YOUR INSTRUCTIONS -> Swap "bbox" for "bounding box" in the lines from the one with "UI element localization: list" to the one with "volume-bar-83 — [732, 361, 740, 367]", and give back only those lines with nothing else changed.

DATA TO PROCESS ->
===============

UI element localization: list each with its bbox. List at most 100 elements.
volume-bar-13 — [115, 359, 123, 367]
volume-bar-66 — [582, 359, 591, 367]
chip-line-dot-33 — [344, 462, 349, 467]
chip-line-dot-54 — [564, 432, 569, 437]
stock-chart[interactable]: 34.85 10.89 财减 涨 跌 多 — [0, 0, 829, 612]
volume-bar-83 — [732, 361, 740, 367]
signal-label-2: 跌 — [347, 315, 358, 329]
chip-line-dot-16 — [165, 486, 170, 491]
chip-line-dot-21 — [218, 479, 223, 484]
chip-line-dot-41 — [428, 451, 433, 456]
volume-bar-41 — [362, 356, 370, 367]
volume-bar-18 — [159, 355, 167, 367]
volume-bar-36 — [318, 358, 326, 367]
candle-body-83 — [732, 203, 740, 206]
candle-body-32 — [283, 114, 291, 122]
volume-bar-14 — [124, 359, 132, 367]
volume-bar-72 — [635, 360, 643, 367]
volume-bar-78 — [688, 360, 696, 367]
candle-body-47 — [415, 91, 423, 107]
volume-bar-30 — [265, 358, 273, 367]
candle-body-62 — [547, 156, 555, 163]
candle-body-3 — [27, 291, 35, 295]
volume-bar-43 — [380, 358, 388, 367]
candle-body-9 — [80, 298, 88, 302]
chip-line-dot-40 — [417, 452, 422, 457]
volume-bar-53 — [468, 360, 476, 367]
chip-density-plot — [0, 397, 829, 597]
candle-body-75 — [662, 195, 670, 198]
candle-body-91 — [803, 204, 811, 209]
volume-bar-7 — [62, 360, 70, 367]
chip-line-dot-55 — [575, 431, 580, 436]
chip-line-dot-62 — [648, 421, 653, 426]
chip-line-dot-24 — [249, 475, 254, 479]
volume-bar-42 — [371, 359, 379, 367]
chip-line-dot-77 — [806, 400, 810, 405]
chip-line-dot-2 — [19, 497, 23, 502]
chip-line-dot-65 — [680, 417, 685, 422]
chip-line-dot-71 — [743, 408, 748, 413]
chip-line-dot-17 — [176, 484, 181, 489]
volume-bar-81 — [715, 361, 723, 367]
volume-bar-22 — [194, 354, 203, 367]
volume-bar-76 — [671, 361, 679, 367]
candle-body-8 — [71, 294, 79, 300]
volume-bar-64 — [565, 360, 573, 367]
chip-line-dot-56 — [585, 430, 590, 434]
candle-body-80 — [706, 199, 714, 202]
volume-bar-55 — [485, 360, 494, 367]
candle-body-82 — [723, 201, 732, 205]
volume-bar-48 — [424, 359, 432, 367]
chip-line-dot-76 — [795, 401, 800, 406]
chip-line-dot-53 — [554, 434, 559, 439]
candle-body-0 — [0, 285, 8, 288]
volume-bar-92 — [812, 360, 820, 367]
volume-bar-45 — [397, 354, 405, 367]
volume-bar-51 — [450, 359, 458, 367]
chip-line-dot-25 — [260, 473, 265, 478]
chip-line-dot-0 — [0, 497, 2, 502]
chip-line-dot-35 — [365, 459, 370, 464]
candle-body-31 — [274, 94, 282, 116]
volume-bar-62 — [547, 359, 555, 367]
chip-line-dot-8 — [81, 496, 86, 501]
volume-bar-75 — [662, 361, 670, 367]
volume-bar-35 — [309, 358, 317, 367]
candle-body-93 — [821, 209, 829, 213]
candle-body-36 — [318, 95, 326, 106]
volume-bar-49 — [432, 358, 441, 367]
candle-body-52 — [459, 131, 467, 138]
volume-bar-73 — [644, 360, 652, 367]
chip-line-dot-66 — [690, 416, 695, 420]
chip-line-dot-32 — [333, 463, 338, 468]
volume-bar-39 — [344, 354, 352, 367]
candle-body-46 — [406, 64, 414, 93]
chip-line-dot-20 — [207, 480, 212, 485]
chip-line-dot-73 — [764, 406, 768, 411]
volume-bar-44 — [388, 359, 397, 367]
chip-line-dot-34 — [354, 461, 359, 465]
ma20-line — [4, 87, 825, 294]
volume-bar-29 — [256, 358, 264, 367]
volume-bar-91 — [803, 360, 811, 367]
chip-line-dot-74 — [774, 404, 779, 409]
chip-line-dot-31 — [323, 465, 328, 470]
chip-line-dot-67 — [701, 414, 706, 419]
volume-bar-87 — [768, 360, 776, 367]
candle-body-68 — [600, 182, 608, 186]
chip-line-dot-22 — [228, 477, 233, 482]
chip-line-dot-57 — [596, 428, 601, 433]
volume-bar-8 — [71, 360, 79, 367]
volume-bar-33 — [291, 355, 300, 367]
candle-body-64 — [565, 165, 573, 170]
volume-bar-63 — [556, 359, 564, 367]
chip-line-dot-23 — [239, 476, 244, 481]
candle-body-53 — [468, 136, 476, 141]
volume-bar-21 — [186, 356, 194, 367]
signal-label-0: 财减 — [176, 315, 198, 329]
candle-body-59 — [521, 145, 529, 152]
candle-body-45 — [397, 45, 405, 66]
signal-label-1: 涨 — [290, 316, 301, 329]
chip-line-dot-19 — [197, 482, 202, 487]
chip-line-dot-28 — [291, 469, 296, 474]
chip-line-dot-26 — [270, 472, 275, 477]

===============

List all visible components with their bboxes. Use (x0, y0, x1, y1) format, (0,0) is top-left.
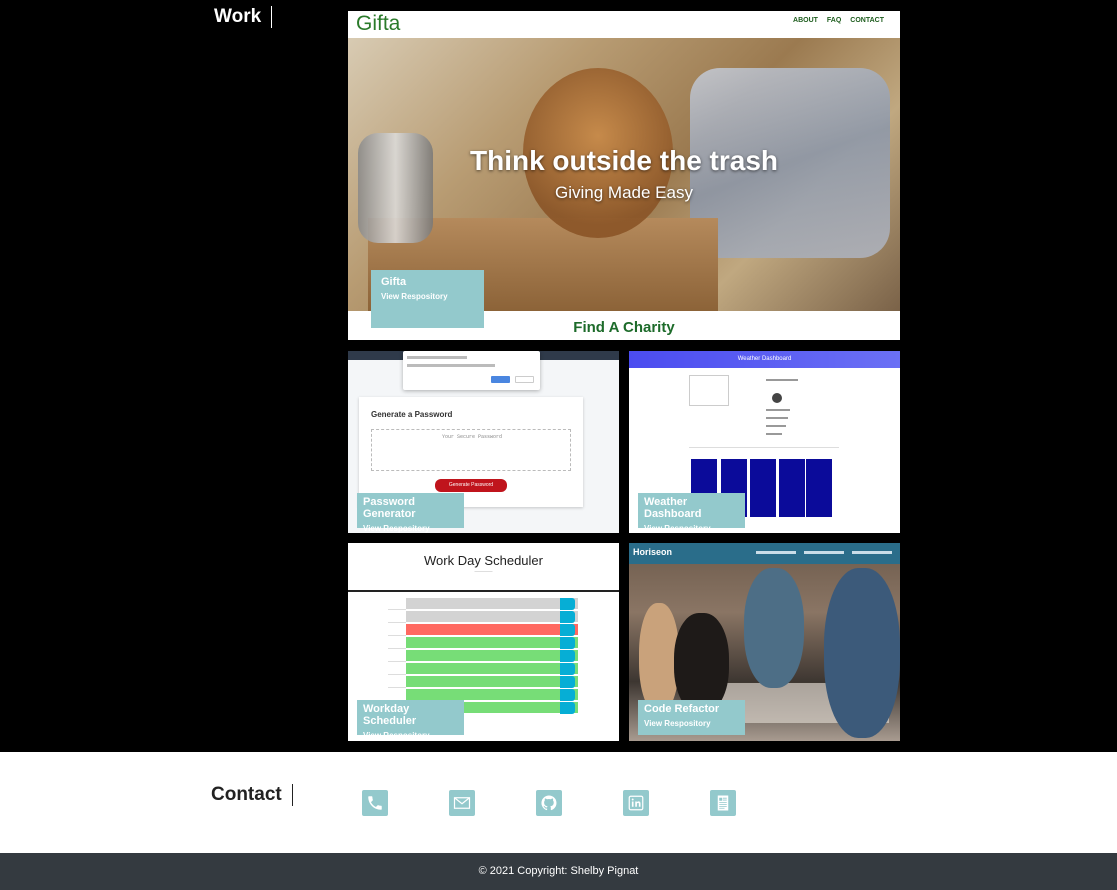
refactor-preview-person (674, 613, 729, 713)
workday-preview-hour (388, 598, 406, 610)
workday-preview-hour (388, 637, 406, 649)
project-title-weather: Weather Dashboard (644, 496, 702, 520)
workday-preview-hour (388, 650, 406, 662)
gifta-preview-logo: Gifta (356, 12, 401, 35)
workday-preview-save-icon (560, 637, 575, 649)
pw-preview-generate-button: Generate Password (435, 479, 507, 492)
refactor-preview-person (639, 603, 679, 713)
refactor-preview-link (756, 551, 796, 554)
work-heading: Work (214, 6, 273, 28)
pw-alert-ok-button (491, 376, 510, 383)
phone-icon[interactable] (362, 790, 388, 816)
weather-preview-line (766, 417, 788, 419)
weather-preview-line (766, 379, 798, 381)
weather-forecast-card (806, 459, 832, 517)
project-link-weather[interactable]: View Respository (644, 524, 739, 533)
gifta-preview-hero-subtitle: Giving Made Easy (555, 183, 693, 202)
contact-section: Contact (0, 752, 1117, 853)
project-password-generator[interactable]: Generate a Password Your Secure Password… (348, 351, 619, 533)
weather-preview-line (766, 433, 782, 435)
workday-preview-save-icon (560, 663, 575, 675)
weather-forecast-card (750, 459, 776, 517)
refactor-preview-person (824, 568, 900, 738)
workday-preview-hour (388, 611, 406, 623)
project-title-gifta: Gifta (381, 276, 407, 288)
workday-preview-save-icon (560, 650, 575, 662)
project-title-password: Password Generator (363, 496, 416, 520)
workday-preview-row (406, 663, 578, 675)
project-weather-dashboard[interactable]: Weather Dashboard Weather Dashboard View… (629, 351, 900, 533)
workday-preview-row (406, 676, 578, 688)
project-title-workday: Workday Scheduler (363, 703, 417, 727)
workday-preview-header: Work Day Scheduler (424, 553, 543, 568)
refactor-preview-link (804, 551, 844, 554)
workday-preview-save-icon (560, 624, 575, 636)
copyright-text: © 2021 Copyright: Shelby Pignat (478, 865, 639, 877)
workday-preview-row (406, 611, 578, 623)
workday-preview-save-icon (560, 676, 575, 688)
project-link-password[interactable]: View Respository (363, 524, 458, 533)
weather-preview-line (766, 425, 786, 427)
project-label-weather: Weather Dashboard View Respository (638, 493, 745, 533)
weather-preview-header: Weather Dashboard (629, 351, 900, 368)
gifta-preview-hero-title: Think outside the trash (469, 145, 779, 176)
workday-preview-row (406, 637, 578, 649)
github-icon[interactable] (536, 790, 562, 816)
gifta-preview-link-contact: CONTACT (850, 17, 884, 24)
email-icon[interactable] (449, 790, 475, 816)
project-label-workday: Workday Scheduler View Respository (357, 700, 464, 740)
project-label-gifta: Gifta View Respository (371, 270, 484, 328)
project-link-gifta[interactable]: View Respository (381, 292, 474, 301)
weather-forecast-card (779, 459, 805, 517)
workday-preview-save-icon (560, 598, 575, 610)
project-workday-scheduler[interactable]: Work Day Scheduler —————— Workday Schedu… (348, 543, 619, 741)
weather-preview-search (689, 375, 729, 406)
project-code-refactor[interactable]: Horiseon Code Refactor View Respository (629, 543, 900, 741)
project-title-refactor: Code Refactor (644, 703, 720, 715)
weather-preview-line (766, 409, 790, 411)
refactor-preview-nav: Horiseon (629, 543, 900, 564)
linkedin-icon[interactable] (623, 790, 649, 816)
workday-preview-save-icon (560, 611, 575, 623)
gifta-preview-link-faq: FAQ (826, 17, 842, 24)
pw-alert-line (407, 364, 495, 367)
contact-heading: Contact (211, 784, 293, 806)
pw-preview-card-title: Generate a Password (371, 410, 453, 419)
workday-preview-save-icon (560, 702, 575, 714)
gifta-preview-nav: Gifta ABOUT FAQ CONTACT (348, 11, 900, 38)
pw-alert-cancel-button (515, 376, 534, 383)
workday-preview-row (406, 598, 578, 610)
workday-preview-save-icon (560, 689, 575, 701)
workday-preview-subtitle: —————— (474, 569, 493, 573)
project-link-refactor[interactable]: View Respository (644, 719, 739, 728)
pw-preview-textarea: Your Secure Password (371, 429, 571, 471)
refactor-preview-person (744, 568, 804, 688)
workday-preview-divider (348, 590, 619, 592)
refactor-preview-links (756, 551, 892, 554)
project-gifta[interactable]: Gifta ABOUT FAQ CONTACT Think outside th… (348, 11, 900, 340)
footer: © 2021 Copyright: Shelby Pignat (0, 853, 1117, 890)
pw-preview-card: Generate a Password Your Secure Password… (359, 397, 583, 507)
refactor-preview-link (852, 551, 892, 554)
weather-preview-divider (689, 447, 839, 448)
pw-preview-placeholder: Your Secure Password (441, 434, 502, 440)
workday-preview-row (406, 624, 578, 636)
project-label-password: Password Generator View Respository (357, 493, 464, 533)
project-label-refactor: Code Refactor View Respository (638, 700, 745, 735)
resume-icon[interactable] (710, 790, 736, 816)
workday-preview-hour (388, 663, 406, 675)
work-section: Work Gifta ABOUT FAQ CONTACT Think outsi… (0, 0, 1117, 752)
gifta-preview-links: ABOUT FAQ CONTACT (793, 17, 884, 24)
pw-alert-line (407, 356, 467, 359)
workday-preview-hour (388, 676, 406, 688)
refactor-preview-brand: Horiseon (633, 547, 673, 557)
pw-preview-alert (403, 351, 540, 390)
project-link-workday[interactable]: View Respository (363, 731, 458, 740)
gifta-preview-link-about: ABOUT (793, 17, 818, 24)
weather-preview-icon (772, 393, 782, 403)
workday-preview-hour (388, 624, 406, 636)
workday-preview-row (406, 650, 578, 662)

===============

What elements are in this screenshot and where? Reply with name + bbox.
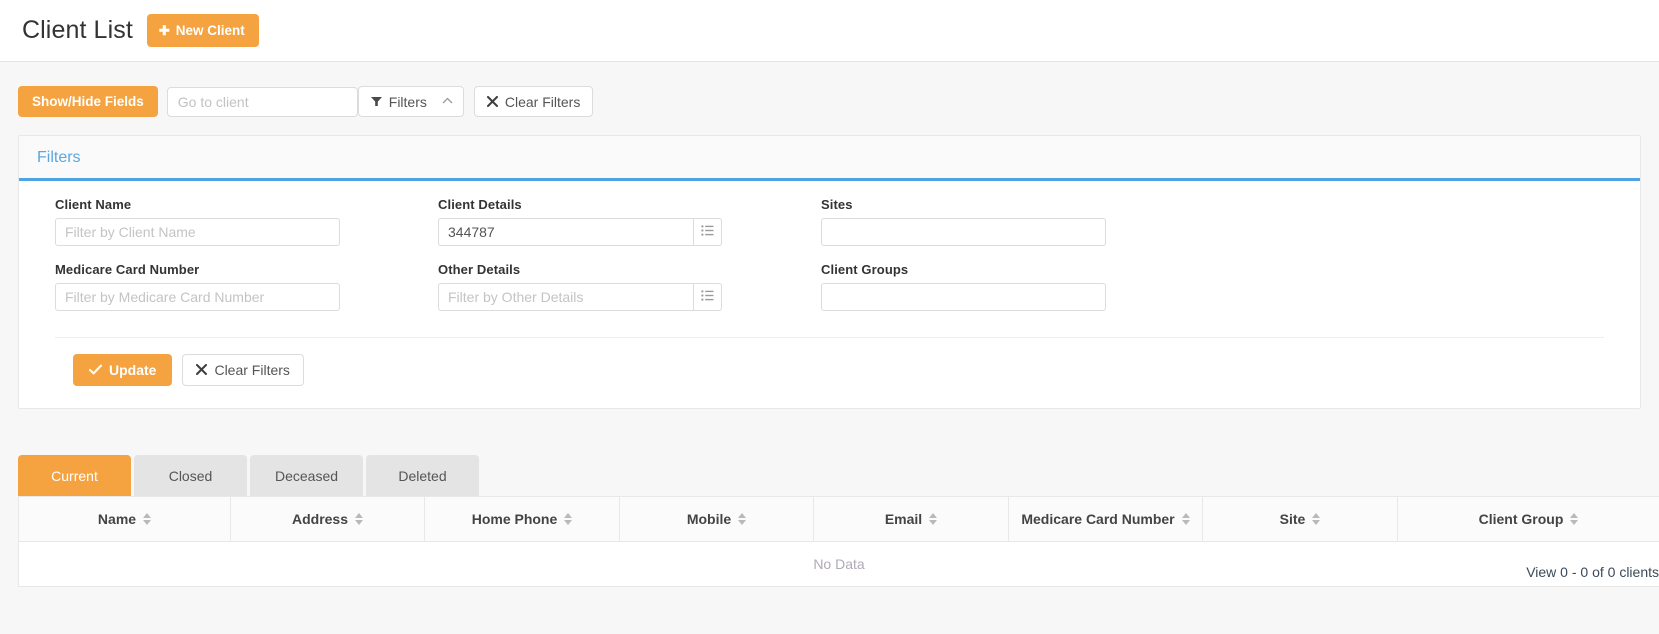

===============

THE ANSWER ->
UI element localization: list each with its bounding box. List at most 100 elements.
volume-bar-13 — [115, 359, 123, 367]
volume-bar-66 — [582, 359, 591, 367]
chip-line-dot-33 — [344, 462, 349, 467]
chip-line-dot-54 — [564, 432, 569, 437]
stock-chart[interactable]: 34.85 10.89 财减 涨 跌 多 — [0, 0, 829, 612]
volume-bar-83 — [732, 361, 740, 367]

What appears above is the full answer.